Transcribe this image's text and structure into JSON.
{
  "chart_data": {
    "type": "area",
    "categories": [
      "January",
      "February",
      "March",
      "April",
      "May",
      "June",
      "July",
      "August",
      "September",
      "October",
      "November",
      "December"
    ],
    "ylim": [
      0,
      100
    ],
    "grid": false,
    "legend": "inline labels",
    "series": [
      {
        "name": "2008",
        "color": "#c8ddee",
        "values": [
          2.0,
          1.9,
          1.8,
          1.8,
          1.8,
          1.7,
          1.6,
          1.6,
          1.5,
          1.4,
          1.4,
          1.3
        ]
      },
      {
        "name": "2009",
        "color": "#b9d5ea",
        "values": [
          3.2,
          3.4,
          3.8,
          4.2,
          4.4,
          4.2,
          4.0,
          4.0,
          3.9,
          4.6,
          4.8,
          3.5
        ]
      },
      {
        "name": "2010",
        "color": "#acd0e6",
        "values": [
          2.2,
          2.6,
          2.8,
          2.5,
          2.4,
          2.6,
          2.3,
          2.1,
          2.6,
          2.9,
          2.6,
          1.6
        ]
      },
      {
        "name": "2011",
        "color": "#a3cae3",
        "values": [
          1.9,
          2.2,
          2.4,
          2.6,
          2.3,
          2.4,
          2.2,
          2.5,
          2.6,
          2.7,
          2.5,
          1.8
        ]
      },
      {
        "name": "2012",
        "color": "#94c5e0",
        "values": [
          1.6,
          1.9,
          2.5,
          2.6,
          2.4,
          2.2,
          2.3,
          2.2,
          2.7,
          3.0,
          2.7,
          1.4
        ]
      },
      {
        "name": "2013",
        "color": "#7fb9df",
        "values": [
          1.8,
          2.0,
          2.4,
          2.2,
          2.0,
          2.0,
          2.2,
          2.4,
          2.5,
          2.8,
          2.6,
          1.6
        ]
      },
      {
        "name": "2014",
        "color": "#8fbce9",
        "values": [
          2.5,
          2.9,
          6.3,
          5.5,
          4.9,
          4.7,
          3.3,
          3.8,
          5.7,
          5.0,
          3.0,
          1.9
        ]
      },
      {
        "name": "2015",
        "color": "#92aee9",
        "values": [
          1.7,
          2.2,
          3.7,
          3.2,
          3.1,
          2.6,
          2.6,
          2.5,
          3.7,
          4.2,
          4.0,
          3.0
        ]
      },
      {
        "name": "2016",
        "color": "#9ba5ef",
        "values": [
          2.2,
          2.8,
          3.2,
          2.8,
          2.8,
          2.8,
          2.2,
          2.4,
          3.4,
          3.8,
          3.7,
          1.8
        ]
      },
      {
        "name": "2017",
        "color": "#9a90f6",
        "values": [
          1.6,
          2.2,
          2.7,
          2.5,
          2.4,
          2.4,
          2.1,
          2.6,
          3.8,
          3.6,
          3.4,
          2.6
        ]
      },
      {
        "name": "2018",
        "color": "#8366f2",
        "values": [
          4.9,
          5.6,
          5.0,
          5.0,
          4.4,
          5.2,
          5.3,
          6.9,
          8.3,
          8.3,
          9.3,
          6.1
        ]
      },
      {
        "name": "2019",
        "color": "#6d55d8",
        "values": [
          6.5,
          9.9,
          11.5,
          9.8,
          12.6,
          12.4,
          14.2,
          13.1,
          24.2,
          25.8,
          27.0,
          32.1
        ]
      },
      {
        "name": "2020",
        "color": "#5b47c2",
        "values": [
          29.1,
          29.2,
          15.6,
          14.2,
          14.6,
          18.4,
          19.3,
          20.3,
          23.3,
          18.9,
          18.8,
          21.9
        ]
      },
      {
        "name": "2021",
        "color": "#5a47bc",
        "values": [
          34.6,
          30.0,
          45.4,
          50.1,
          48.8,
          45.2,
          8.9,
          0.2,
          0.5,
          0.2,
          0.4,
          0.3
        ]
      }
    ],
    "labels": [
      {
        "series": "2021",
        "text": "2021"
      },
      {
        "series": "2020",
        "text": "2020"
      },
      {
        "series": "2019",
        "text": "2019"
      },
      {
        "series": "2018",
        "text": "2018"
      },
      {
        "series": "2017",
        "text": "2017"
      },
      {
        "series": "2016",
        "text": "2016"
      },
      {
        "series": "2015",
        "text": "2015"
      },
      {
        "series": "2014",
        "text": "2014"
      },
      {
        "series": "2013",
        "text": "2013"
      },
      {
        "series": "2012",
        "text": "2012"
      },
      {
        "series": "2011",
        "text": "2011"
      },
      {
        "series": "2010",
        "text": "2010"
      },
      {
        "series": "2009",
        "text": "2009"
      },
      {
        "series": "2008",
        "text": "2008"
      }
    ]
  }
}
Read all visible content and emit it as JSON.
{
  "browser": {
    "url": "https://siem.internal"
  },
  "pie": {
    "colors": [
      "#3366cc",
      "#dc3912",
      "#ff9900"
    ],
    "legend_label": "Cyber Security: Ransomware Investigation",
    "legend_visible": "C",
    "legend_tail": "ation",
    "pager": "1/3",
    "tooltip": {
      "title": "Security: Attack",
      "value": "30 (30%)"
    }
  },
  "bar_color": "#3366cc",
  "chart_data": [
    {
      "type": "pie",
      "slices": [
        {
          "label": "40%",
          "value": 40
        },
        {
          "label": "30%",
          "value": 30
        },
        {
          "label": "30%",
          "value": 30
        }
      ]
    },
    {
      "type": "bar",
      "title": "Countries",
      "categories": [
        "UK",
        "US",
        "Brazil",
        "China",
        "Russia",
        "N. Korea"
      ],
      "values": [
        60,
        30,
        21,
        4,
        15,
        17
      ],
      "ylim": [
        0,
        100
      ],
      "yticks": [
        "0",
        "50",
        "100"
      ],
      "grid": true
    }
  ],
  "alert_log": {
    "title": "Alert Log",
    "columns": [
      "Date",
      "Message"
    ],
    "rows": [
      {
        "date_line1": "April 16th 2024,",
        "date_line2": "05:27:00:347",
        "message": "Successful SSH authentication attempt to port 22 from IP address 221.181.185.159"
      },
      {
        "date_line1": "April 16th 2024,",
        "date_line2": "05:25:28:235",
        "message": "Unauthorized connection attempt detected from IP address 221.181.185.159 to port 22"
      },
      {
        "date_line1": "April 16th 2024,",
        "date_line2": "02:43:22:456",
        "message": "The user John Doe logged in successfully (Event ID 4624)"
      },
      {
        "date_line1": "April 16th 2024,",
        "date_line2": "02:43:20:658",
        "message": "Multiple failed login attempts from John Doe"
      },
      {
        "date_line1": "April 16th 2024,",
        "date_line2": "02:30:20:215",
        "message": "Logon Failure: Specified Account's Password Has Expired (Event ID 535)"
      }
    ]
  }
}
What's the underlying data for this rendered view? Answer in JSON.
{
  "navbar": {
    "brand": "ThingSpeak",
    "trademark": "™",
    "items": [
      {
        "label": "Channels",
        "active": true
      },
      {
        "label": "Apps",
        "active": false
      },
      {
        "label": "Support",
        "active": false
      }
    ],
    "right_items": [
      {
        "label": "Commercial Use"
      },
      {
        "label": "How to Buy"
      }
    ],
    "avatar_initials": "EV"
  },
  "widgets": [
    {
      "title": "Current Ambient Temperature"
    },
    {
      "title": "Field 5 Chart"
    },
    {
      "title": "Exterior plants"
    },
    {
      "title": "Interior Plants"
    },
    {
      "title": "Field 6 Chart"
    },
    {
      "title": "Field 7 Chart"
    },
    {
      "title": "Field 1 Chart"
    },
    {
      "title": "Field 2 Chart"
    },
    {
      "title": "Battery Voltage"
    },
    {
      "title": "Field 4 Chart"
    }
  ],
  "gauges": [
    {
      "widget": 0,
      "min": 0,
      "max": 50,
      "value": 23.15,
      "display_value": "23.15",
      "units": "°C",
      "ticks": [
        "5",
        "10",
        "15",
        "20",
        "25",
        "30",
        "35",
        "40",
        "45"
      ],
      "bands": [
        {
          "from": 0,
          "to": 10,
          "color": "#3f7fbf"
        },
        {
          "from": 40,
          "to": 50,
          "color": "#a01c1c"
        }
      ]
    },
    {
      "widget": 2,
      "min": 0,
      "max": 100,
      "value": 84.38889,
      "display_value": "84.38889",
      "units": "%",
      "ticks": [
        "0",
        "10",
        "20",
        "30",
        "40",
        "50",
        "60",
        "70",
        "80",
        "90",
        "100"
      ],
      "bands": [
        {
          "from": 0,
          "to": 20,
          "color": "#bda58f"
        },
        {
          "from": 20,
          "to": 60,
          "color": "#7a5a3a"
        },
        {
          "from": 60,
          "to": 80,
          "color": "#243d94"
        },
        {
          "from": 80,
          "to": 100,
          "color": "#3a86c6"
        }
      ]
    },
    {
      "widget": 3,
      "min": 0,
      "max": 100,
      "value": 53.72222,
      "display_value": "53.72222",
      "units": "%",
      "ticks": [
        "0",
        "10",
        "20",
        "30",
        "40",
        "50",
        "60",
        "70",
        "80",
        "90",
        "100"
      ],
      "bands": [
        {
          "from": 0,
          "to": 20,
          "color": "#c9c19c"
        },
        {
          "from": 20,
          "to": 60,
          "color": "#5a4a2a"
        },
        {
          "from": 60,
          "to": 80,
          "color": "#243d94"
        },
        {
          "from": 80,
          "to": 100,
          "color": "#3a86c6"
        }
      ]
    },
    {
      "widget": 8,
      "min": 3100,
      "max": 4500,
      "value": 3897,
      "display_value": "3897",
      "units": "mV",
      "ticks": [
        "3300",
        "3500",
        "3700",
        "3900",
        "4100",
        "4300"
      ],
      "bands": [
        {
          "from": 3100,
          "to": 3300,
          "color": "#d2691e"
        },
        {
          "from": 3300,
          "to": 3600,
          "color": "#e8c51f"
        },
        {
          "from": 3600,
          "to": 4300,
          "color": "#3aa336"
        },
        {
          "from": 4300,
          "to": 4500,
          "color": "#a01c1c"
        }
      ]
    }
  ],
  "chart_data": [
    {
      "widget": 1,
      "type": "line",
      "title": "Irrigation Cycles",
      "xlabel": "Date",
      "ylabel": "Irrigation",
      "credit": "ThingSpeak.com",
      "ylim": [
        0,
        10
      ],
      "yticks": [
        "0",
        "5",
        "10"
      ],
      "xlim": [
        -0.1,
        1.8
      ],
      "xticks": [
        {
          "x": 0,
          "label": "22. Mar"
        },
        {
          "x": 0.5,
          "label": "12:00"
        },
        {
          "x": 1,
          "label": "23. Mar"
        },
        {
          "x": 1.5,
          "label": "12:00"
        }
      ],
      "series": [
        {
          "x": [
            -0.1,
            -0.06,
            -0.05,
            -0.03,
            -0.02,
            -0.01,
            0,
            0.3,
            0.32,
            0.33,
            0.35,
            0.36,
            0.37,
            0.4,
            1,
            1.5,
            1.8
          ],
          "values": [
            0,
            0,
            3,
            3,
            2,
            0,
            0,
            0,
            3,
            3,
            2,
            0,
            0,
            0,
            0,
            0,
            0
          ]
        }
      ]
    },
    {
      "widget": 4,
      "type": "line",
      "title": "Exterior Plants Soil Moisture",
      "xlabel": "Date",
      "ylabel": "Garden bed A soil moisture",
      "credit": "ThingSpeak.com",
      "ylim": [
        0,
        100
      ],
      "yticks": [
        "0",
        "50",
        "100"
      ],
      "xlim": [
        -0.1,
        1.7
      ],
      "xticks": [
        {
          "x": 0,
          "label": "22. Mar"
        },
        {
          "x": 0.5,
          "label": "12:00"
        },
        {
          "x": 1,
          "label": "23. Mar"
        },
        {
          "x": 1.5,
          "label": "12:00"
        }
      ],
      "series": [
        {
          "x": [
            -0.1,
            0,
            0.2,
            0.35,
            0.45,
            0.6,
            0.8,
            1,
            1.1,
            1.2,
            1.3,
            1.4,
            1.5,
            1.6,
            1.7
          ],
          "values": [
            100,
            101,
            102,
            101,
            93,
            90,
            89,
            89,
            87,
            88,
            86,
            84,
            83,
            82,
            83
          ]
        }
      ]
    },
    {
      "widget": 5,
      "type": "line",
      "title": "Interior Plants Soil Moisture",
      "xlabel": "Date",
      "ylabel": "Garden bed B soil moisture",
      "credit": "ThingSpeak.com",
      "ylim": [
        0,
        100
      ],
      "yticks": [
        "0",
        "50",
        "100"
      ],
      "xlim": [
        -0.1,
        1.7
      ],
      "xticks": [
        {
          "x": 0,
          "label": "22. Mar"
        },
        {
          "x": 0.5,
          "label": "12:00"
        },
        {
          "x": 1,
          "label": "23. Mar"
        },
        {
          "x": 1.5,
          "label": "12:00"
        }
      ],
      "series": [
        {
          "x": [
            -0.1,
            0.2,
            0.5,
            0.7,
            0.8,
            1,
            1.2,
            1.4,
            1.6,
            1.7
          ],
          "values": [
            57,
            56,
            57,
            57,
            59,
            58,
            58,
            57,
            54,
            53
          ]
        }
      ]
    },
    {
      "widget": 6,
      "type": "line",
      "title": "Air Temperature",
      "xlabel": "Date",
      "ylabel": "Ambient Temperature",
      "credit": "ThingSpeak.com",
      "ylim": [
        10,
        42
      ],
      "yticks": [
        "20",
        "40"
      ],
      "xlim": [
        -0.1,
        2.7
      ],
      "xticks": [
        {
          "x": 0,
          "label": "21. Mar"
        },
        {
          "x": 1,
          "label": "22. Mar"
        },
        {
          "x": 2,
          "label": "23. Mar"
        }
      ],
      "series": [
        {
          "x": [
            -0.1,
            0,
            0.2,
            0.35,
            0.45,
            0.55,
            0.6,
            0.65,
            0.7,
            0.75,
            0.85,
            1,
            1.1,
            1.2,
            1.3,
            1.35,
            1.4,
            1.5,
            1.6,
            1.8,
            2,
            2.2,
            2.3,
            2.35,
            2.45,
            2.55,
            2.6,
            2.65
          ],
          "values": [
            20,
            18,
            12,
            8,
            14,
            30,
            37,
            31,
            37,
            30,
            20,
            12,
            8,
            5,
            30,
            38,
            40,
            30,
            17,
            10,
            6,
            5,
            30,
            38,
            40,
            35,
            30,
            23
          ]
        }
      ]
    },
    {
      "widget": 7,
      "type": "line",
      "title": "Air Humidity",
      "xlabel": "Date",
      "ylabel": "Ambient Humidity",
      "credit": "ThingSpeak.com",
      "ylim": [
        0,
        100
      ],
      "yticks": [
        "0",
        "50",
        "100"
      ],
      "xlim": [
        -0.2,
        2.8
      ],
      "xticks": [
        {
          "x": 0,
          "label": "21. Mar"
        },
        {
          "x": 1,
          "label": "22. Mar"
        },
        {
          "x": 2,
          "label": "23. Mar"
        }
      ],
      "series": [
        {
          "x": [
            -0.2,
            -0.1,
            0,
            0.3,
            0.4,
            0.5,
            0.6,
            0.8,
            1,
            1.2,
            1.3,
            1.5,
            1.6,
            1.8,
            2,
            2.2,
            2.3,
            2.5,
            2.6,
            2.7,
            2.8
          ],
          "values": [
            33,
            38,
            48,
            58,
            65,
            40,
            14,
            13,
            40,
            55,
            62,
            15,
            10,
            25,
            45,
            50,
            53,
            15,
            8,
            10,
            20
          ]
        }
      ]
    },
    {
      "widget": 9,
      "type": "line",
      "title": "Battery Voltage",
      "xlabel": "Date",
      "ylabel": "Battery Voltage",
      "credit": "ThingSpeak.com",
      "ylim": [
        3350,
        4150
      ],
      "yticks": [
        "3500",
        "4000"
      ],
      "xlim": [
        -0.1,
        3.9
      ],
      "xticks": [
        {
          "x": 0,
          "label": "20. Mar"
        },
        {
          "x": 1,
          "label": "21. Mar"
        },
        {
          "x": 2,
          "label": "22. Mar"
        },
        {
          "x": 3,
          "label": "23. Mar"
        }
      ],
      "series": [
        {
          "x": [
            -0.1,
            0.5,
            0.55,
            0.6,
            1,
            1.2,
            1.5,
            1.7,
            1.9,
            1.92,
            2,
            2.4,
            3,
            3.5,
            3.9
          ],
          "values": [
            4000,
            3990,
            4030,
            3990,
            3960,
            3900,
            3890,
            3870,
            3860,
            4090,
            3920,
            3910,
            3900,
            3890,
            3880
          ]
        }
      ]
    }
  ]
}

Task prompt
For each line of the entries that includes "Security", show that line.

Final result
    "legend_label": "Cyber Security: Ransomware Investigation",
      "title": "Security: Attack",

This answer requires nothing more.